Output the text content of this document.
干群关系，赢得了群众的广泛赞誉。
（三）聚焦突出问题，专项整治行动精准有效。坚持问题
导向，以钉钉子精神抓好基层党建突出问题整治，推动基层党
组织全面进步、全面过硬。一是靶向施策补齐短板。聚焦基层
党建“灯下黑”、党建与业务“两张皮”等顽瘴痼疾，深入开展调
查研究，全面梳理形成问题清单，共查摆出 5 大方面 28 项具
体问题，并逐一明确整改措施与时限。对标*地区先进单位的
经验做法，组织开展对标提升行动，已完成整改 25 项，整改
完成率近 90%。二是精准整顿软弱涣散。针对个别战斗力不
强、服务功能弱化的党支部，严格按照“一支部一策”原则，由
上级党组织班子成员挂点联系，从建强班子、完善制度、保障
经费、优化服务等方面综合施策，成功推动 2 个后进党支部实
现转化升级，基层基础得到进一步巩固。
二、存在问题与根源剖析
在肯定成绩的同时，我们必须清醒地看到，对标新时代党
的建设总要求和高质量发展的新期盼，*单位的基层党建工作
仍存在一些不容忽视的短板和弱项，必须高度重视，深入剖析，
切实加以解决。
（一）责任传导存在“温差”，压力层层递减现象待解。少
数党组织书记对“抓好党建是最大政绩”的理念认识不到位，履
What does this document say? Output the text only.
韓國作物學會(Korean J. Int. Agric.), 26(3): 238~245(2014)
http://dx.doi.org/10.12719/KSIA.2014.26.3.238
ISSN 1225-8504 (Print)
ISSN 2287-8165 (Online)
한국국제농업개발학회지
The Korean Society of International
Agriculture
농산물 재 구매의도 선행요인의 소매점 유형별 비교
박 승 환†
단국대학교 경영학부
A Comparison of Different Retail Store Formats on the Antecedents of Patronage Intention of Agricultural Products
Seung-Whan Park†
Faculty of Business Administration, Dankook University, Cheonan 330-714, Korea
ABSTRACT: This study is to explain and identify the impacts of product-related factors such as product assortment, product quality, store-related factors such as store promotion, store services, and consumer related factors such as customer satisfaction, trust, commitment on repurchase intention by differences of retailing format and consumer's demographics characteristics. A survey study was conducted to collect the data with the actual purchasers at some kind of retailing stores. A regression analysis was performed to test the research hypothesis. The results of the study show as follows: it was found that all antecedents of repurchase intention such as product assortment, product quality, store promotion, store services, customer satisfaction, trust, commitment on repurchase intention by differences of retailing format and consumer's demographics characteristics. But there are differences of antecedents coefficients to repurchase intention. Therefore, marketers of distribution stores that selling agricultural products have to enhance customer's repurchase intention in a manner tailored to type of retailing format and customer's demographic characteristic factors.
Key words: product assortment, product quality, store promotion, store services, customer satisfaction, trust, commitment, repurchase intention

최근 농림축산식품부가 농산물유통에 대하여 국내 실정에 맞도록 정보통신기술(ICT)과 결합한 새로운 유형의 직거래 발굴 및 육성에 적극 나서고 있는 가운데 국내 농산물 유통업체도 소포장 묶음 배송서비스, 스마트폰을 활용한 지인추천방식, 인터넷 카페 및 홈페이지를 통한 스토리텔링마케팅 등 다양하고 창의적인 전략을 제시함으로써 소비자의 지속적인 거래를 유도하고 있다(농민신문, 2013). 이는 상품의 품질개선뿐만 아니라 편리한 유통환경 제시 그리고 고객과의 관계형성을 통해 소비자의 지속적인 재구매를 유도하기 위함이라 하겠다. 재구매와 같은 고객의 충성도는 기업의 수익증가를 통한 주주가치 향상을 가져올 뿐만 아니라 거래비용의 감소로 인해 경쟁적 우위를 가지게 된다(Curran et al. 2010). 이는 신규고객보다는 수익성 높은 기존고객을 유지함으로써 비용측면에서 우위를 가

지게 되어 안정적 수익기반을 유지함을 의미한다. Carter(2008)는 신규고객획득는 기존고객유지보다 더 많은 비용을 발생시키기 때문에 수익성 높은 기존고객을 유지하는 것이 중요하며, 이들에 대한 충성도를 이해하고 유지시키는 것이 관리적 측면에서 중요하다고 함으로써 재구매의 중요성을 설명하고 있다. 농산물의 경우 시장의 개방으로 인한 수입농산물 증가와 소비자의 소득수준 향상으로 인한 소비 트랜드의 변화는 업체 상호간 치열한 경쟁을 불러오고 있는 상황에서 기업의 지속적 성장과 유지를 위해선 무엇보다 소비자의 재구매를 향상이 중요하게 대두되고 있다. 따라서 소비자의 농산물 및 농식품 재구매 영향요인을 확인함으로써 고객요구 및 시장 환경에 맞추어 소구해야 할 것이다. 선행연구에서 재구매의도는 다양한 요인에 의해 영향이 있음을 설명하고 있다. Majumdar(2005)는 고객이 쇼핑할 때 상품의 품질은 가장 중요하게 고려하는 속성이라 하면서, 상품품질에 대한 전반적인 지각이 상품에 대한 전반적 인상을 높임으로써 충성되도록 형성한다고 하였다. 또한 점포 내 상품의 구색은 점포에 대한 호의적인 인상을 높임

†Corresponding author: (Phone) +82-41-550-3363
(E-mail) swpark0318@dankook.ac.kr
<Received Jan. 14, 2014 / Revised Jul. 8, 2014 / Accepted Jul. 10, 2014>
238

☆ ☆ ☆ ☆ ☆ ☆ ☆

BRIEF >> Print out every entry, keeping each one exact.

EXERCISE SOLUTION >>
Output the text content of this document.
干群关系，赢得了群众的广泛赞誉。
（三）聚焦突出问题，专项整治行动精准有效。坚持问题
导向，以钉钉子精神抓好基层党建突出问题整治，推动基层党
组织全面进步、全面过硬。一是靶向施策补齐短板。聚焦基层
党建“灯下黑”、党建与业务“两张皮”等顽瘴痼疾，深入开展调
查研究，全面梳理形成问题清单，共查摆出 5 大方面 28 项具
体问题，并逐一明确整改措施与时限。对标*地区先进单位的
经验做法，组织开展对标提升行动，已完成整改 25 项，整改
完成率近 90%。二是精准整顿软弱涣散。针对个别战斗力不
强、服务功能弱化的党支部，严格按照“一支部一策”原则，由
上级党组织班子成员挂点联系，从建强班子、完善制度、保障
经费、优化服务等方面综合施策，成功推动 2 个后进党支部实
现转化升级，基层基础得到进一步巩固。
二、存在问题与根源剖析
在肯定成绩的同时，我们必须清醒地看到，对标新时代党
的建设总要求和高质量发展的新期盼，*单位的基层党建工作
仍存在一些不容忽视的短板和弱项，必须高度重视，深入剖析，
切实加以解决。
（一）责任传导存在“温差”，压力层层递减现象待解。少
数党组织书记对“抓好党建是最大政绩”的理念认识不到位，履
What does this document say? Output the text only.
韓國作物學會(Korean J. Int. Agric.), 26(3): 238~245(2014)
http://dx.doi.org/10.12719/KSIA.2014.26.3.238
ISSN 1225-8504 (Print)
ISSN 2287-8165 (Online)
한국국제농업개발학회지
The Korean Society of International
Agriculture
농산물 재 구매의도 선행요인의 소매점 유형별 비교
박 승 환†
단국대학교 경영학부
A Comparison of Different Retail Store Formats on the Antecedents of Patronage Intention of Agricultural Products
Seung-Whan Park†
Faculty of Business Administration, Dankook University, Cheonan 330-714, Korea
ABSTRACT: This study is to explain and identify the impacts of product-related factors such as product assortment, product quality, store-related factors such as store promotion, store services, and consumer related factors such as customer satisfaction, trust, commitment on repurchase intention by differences of retailing format and consumer's demographics characteristics. A survey study was conducted to collect the data with the actual purchasers at some kind of retailing stores. A regression analysis was performed to test the research hypothesis. The results of the study show as follows: it was found that all antecedents of repurchase intention such as product assortment, product quality, store promotion, store services, customer satisfaction, trust, commitment on repurchase intention by differences of retailing format and consumer's demographics characteristics. But there are differences of antecedents coefficients to repurchase intention. Therefore, marketers of distribution stores that selling agricultural products have to enhance customer's repurchase intention in a manner tailored to type of retailing format and customer's demographic characteristic factors.
Key words: product assortment, product quality, store promotion, store services, customer satisfaction, trust, commitment, repurchase intention

최근 농림축산식품부가 농산물유통에 대하여 국내 실정에 맞도록 정보통신기술(ICT)과 결합한 새로운 유형의 직거래 발굴 및 육성에 적극 나서고 있는 가운데 국내 농산물 유통업체도 소포장 묶음 배송서비스, 스마트폰을 활용한 지인추천방식, 인터넷 카페 및 홈페이지를 통한 스토리텔링마케팅 등 다양하고 창의적인 전략을 제시함으로써 소비자의 지속적인 거래를 유도하고 있다(농민신문, 2013). 이는 상품의 품질개선뿐만 아니라 편리한 유통환경 제시 그리고 고객과의 관계형성을 통해 소비자의 지속적인 재구매를 유도하기 위함이라 하겠다. 재구매와 같은 고객의 충성도는 기업의 수익증가를 통한 주주가치 향상을 가져올 뿐만 아니라 거래비용의 감소로 인해 경쟁적 우위를 가지게 된다(Curran et al. 2010). 이는 신규고객보다는 수익성 높은 기존고객을 유지함으로써 비용측면에서 우위를 가

지게 되어 안정적 수익기반을 유지함을 의미한다. Carter(2008)는 신규고객획득는 기존고객유지보다 더 많은 비용을 발생시키기 때문에 수익성 높은 기존고객을 유지하는 것이 중요하며, 이들에 대한 충성도를 이해하고 유지시키는 것이 관리적 측면에서 중요하다고 함으로써 재구매의 중요성을 설명하고 있다. 농산물의 경우 시장의 개방으로 인한 수입농산물 증가와 소비자의 소득수준 향상으로 인한 소비 트랜드의 변화는 업체 상호간 치열한 경쟁을 불러오고 있는 상황에서 기업의 지속적 성장과 유지를 위해선 무엇보다 소비자의 재구매를 향상이 중요하게 대두되고 있다. 따라서 소비자의 농산물 및 농식품 재구매 영향요인을 확인함으로써 고객요구 및 시장 환경에 맞추어 소구해야 할 것이다. 선행연구에서 재구매의도는 다양한 요인에 의해 영향이 있음을 설명하고 있다. Majumdar(2005)는 고객이 쇼핑할 때 상품의 품질은 가장 중요하게 고려하는 속성이라 하면서, 상품품질에 대한 전반적인 지각이 상품에 대한 전반적 인상을 높임으로써 충성되도록 형성한다고 하였다. 또한 점포 내 상품의 구색은 점포에 대한 호의적인 인상을 높임

†Corresponding author: (Phone) +82-41-550-3363
(E-mail) swpark0318@dankook.ac.kr
<Received Jan. 14, 2014 / Revised Jul. 8, 2014 / Accepted Jul. 10, 2014>
238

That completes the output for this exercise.